• WRITTEN PROBLEM:
For each line of the data below that holds "icon", copy the line.

• GIVEN DATA:

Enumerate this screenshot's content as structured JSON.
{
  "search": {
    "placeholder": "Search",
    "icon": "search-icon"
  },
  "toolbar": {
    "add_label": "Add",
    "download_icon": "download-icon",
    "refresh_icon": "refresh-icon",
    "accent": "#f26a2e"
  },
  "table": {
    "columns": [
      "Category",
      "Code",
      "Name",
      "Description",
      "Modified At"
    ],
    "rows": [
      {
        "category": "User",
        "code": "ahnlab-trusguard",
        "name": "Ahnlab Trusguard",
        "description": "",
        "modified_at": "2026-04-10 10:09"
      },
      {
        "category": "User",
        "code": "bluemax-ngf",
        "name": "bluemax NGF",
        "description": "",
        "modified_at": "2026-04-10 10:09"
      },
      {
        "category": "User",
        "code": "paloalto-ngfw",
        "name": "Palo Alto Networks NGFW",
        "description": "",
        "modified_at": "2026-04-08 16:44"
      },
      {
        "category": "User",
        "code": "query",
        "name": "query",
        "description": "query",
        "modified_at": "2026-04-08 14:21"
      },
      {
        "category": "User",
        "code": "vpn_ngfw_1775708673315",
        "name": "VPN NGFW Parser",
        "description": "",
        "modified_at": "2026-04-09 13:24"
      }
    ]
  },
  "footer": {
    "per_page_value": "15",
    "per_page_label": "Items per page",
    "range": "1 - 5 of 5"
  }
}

• ANSWER TO THIS EXERCISE:
    "icon": "search-icon"
    "download_icon": "download-icon",
    "refresh_icon": "refresh-icon",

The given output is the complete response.